■ **Aim**:
Transcribe the entries exactly; images are not part of the copy.

■ **Source records**:
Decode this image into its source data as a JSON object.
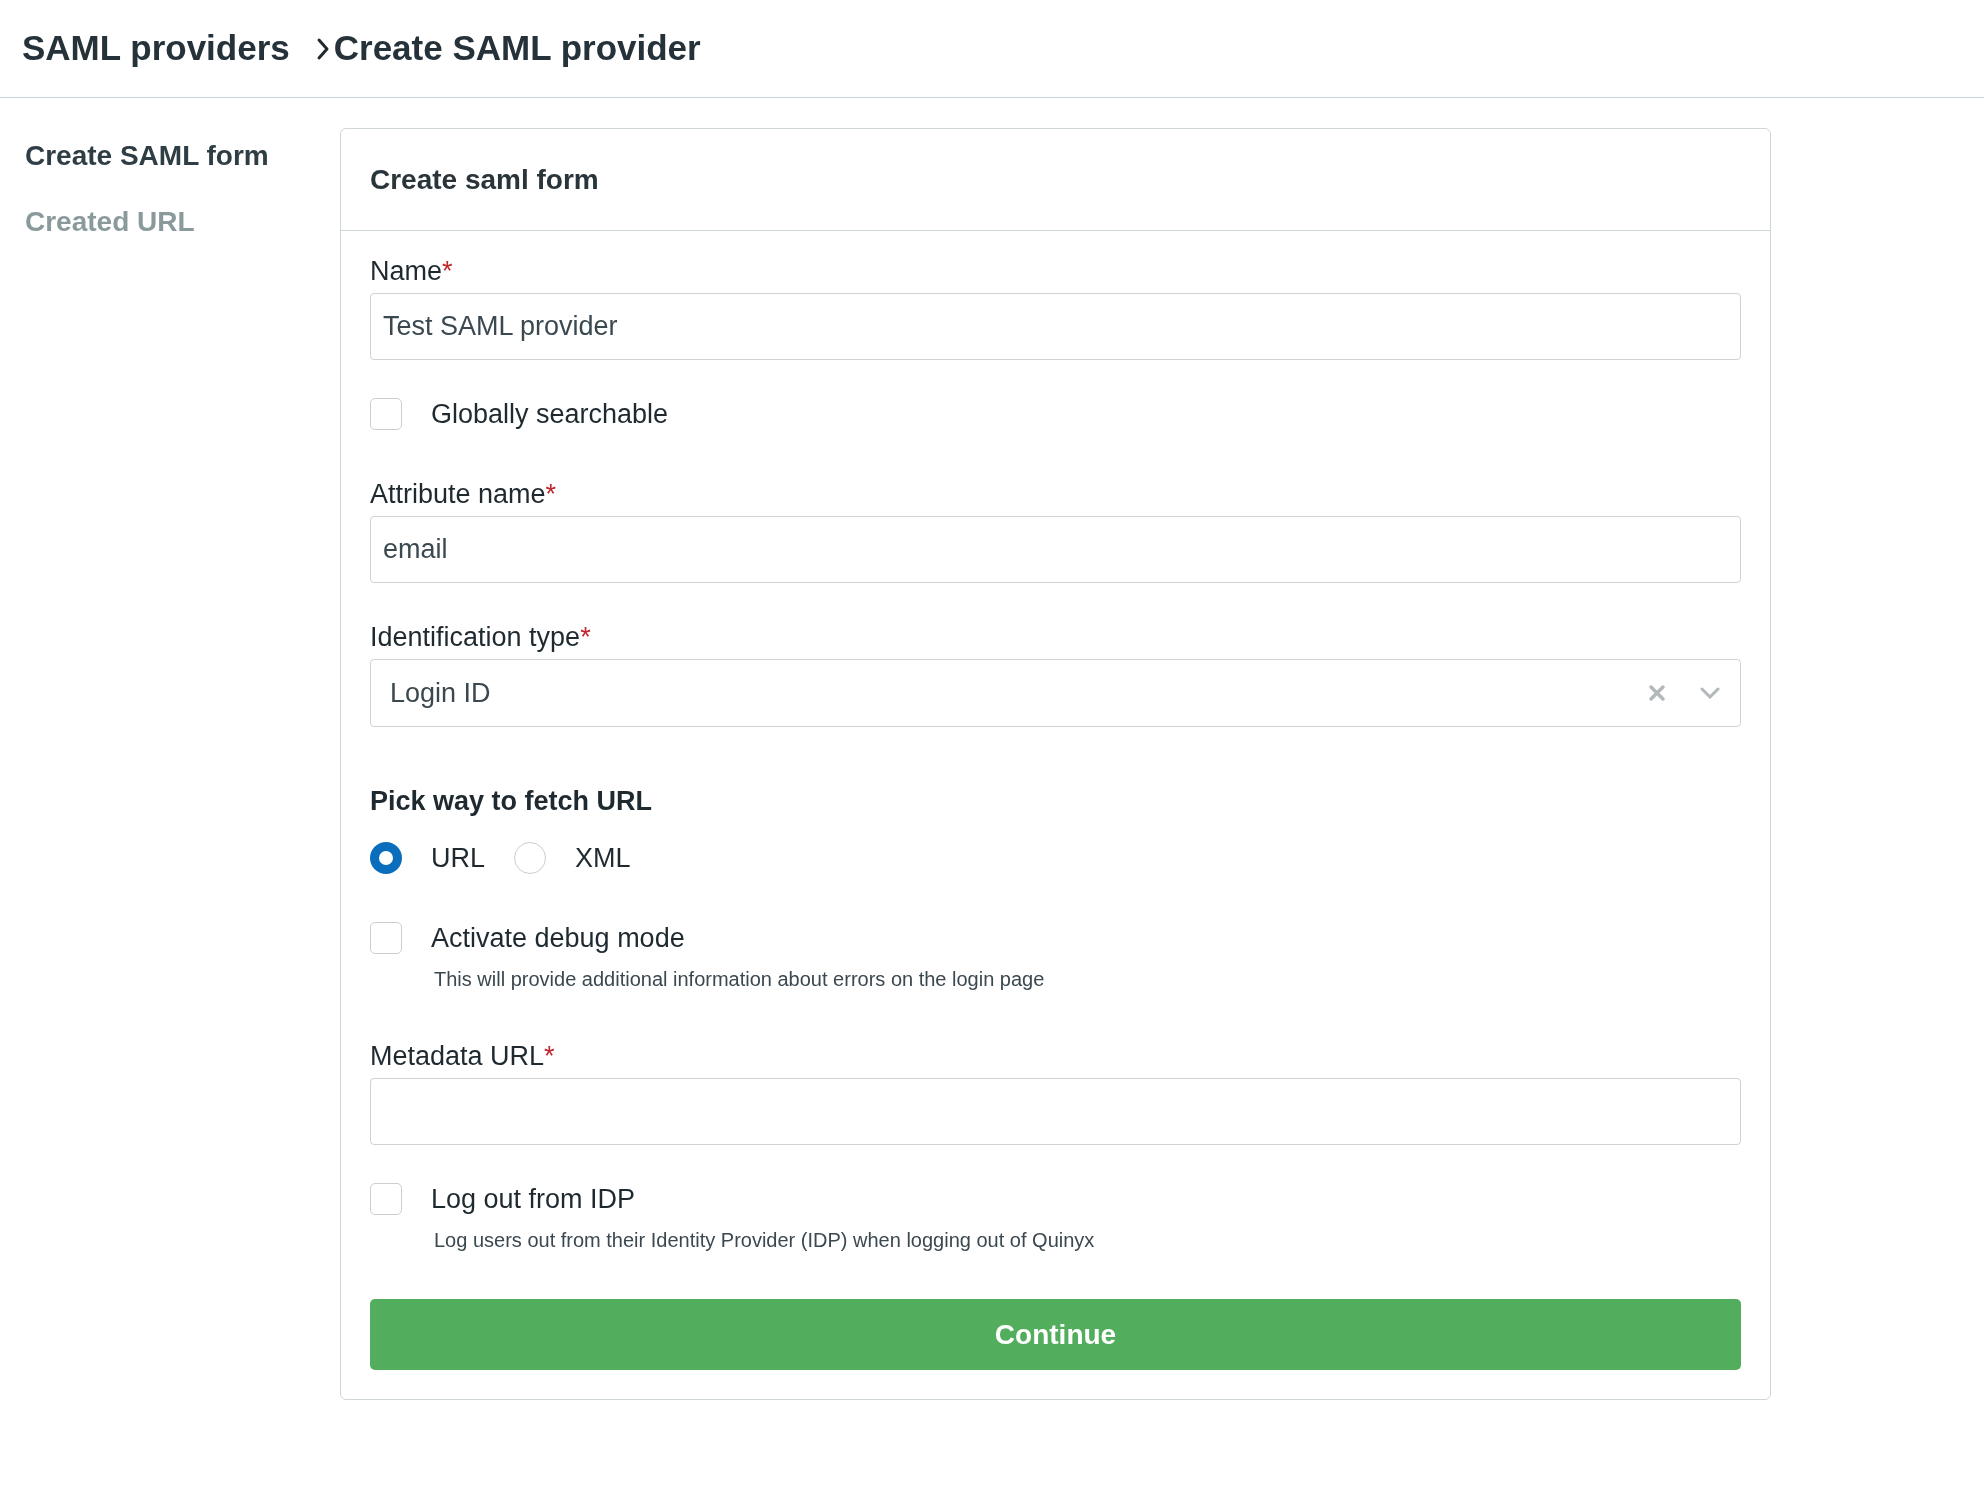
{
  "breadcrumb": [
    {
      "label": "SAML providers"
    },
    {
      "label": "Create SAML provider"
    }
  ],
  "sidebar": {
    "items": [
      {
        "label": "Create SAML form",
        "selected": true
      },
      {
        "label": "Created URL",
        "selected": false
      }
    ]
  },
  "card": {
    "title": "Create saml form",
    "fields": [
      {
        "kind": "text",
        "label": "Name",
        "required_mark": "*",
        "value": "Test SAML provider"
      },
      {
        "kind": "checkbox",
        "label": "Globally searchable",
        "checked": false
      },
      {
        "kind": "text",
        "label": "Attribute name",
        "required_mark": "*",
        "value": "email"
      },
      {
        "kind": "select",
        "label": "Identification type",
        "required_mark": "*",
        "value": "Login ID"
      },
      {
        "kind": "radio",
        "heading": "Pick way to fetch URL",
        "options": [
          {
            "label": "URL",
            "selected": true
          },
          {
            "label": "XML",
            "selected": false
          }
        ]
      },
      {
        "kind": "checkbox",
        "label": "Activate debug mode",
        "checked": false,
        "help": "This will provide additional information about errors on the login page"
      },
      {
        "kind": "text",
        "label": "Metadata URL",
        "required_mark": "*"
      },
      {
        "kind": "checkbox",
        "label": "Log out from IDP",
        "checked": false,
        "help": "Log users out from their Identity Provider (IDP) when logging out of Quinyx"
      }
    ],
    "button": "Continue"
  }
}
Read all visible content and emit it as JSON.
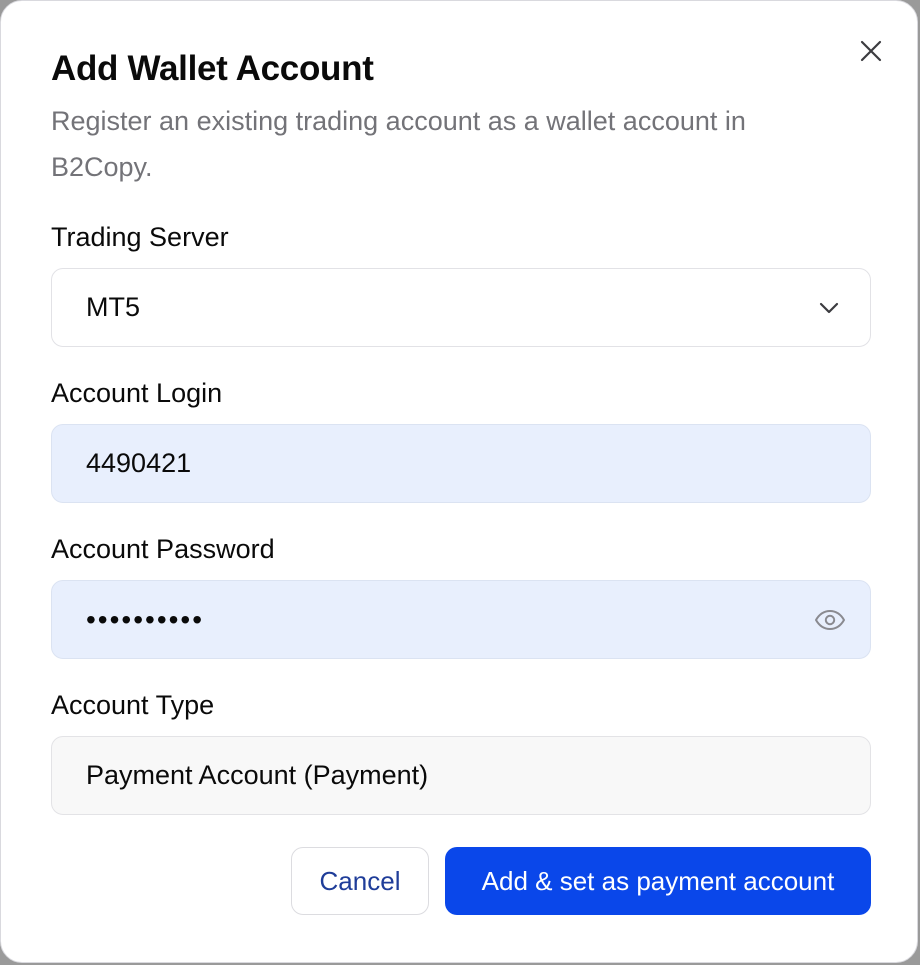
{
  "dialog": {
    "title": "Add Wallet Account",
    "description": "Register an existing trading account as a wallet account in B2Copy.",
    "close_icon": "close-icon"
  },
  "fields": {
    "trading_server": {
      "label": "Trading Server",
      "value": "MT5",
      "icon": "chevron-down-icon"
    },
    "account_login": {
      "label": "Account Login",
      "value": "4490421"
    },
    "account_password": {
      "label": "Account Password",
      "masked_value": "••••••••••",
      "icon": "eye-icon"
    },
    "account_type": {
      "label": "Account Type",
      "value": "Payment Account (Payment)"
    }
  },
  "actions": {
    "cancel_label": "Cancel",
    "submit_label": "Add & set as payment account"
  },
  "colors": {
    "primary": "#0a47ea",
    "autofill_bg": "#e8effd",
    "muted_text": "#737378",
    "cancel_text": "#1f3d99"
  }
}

■ **Written response**:
Decode this image into its source data as a JSON object.
{
  "breadcrumb": [
    {
      "label": "SAML providers"
    },
    {
      "label": "Create SAML provider"
    }
  ],
  "sidebar": {
    "items": [
      {
        "label": "Create SAML form",
        "selected": true
      },
      {
        "label": "Created URL",
        "selected": false
      }
    ]
  },
  "card": {
    "title": "Create saml form",
    "fields": [
      {
        "kind": "text",
        "label": "Name",
        "required_mark": "*",
        "value": "Test SAML provider"
      },
      {
        "kind": "checkbox",
        "label": "Globally searchable",
        "checked": false
      },
      {
        "kind": "text",
        "label": "Attribute name",
        "required_mark": "*",
        "value": "email"
      },
      {
        "kind": "select",
        "label": "Identification type",
        "required_mark": "*",
        "value": "Login ID"
      },
      {
        "kind": "radio",
        "heading": "Pick way to fetch URL",
        "options": [
          {
            "label": "URL",
            "selected": true
          },
          {
            "label": "XML",
            "selected": false
          }
        ]
      },
      {
        "kind": "checkbox",
        "label": "Activate debug mode",
        "checked": false,
        "help": "This will provide additional information about errors on the login page"
      },
      {
        "kind": "text",
        "label": "Metadata URL",
        "required_mark": "*"
      },
      {
        "kind": "checkbox",
        "label": "Log out from IDP",
        "checked": false,
        "help": "Log users out from their Identity Provider (IDP) when logging out of Quinyx"
      }
    ],
    "button": "Continue"
  }
}
Read all visible content and emit it as JSON.
{
  "dialog": {
    "title": "Add Wallet Account",
    "description": "Register an existing trading account as a wallet account in B2Copy.",
    "close_icon": "close-icon"
  },
  "fields": {
    "trading_server": {
      "label": "Trading Server",
      "value": "MT5",
      "icon": "chevron-down-icon"
    },
    "account_login": {
      "label": "Account Login",
      "value": "4490421"
    },
    "account_password": {
      "label": "Account Password",
      "masked_value": "••••••••••",
      "icon": "eye-icon"
    },
    "account_type": {
      "label": "Account Type",
      "value": "Payment Account (Payment)"
    }
  },
  "actions": {
    "cancel_label": "Cancel",
    "submit_label": "Add & set as payment account"
  },
  "colors": {
    "primary": "#0a47ea",
    "autofill_bg": "#e8effd",
    "muted_text": "#737378",
    "cancel_text": "#1f3d99"
  }
}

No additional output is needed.